◆ **What the exercise asks**
Among these lines, how many include "ylabel"? Answer only with the number.

(Dataset entries on figures)
■ ■ ■ ■ ■

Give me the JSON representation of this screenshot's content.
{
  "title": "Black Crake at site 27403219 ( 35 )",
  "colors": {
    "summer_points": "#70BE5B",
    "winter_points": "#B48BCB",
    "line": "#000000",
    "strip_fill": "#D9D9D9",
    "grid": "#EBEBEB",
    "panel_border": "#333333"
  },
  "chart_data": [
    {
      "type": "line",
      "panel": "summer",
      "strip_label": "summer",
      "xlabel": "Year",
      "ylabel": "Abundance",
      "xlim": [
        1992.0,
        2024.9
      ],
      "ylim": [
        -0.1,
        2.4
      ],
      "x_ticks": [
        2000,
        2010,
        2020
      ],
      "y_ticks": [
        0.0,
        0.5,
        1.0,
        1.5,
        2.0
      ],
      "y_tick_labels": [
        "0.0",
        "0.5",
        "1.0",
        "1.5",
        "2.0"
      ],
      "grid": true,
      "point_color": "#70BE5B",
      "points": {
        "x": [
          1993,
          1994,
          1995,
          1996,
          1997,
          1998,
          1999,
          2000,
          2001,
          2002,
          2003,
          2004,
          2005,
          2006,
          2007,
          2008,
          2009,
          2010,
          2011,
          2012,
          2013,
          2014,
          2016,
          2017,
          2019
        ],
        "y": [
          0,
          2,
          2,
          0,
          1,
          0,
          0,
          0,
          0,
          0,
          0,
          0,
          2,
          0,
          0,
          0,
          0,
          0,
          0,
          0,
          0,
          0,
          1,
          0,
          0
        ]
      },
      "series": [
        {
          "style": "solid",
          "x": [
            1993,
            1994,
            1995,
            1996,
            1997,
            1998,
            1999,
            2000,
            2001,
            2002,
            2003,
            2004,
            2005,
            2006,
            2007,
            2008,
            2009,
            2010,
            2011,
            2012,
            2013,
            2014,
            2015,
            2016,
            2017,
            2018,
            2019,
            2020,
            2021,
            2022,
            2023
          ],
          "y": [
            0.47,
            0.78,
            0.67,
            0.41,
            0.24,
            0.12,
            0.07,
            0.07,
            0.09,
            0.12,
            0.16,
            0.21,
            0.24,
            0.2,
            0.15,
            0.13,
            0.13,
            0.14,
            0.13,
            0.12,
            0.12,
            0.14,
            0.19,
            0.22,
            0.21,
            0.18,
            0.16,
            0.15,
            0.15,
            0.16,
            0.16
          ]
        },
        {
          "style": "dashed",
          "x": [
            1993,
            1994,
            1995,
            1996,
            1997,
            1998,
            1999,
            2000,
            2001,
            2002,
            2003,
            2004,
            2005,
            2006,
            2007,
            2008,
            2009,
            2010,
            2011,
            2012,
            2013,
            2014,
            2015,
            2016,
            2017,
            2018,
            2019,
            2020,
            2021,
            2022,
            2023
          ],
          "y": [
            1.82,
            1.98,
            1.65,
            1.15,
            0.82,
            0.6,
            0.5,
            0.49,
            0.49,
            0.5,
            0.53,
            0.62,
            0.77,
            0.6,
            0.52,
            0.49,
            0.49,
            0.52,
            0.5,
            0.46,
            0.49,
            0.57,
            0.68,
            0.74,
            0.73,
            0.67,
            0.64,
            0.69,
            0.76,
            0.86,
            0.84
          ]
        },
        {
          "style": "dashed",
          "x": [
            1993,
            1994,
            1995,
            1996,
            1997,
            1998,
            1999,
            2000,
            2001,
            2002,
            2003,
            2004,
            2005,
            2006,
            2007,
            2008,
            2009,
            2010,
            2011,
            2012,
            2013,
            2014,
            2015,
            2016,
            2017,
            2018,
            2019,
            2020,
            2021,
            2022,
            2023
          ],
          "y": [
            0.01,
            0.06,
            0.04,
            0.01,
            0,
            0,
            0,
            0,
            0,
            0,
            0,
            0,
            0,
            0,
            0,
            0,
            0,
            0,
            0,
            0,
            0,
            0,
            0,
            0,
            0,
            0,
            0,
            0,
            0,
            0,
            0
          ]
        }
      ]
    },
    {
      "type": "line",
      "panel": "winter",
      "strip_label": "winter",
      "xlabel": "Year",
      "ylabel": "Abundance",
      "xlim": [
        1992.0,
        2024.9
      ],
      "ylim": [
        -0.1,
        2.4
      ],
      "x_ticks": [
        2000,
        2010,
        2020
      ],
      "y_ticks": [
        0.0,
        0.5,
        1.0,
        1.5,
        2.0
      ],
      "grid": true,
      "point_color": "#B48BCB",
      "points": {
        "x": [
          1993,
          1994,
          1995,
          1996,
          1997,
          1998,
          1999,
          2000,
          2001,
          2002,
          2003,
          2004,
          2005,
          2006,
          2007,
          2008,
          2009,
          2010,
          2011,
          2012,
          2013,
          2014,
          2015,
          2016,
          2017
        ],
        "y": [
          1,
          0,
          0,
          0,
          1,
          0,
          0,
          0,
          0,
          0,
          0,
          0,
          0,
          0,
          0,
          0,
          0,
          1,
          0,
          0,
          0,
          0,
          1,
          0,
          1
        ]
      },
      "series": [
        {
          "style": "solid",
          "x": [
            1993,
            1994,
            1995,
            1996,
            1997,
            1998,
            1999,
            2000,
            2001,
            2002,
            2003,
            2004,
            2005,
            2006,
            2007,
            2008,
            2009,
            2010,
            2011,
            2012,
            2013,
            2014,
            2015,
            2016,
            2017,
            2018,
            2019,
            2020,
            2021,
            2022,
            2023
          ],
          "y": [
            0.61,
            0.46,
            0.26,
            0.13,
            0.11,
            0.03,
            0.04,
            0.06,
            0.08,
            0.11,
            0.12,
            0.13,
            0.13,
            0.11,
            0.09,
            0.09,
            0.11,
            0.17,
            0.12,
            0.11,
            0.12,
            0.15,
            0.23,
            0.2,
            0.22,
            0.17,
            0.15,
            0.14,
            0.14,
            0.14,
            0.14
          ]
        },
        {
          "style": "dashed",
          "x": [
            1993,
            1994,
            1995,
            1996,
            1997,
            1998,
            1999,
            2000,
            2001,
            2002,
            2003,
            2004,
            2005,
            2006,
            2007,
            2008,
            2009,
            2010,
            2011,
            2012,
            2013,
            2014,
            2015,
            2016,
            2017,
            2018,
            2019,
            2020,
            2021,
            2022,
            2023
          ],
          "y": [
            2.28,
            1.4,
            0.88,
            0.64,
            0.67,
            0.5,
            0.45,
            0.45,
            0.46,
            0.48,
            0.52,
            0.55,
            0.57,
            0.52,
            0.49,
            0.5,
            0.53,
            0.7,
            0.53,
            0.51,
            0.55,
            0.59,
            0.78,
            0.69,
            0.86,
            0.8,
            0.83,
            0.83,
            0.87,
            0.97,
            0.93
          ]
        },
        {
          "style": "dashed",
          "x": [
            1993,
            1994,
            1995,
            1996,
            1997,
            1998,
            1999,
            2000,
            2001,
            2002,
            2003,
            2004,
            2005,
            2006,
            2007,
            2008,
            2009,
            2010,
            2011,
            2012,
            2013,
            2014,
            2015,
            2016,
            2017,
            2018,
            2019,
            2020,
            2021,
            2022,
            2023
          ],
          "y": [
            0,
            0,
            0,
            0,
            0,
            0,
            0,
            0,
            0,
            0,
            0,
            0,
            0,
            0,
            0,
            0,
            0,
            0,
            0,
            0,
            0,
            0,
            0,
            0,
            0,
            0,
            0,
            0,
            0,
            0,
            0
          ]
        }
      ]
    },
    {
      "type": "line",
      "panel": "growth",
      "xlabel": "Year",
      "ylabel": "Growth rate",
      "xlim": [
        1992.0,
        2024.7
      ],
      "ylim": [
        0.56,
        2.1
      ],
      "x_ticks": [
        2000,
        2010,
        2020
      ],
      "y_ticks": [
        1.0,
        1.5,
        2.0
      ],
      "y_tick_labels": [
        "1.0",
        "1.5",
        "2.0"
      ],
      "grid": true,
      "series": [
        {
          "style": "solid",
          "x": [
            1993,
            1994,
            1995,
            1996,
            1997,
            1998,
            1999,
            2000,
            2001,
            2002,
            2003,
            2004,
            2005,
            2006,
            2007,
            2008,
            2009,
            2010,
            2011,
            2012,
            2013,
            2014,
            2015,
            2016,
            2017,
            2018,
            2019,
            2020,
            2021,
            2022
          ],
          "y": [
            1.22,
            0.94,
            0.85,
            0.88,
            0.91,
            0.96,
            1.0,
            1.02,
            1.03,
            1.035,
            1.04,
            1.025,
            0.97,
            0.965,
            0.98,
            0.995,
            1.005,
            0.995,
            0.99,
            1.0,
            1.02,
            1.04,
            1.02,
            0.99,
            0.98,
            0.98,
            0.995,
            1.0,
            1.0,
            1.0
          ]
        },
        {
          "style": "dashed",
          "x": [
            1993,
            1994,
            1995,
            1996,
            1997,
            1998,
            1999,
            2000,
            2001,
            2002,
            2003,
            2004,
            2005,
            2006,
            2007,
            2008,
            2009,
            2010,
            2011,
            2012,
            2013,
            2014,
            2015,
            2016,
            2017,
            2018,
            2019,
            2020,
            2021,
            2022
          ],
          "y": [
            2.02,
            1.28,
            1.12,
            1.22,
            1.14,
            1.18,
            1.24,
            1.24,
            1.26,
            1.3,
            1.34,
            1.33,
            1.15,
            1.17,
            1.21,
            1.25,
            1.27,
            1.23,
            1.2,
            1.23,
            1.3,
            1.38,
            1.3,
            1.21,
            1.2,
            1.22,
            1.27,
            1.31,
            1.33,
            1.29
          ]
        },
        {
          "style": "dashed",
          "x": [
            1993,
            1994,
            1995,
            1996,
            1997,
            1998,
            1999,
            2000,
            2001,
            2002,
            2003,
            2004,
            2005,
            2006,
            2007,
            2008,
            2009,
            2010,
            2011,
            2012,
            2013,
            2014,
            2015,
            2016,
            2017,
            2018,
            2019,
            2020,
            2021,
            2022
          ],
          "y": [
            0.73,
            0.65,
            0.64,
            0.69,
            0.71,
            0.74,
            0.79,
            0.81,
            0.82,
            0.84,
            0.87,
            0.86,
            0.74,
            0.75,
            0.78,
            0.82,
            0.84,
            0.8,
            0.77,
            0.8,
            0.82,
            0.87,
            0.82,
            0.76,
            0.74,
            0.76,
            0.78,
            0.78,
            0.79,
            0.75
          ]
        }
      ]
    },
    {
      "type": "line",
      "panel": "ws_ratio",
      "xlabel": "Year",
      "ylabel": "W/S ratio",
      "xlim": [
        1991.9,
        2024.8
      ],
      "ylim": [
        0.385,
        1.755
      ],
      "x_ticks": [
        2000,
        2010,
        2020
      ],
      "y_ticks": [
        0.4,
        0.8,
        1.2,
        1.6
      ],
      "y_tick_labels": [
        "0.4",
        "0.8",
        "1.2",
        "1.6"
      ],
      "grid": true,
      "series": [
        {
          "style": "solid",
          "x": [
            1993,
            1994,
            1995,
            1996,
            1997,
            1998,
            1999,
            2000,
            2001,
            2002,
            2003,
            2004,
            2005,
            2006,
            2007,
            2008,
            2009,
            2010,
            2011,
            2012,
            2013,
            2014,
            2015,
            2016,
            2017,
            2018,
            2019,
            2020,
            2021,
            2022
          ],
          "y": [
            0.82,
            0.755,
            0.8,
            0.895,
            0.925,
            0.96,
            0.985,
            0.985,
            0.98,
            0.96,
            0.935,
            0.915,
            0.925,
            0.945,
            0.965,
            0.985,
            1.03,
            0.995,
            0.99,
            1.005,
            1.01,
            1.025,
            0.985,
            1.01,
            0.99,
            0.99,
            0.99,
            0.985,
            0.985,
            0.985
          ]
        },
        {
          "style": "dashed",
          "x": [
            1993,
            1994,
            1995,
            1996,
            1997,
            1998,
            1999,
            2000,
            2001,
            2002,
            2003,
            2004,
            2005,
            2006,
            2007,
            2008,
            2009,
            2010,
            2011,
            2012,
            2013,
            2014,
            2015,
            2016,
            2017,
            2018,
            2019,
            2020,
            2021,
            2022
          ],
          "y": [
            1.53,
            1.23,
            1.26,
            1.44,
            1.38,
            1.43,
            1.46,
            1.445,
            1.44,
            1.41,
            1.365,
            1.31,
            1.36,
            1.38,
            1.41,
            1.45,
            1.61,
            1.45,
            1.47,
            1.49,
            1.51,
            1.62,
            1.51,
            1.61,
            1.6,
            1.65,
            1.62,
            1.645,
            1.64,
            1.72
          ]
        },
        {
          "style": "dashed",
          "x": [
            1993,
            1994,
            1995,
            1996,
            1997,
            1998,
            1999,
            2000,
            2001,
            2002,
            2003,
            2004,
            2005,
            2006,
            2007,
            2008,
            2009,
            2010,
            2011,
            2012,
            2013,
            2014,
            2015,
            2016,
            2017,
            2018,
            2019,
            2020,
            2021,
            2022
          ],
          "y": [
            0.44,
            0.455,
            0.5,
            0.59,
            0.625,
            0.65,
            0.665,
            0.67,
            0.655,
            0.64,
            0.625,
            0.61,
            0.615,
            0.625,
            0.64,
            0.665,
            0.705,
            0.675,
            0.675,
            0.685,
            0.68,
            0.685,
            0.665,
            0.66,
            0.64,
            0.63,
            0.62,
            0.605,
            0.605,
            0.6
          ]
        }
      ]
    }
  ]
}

■ ■ ■ ■ ■

◆ **Final result**
4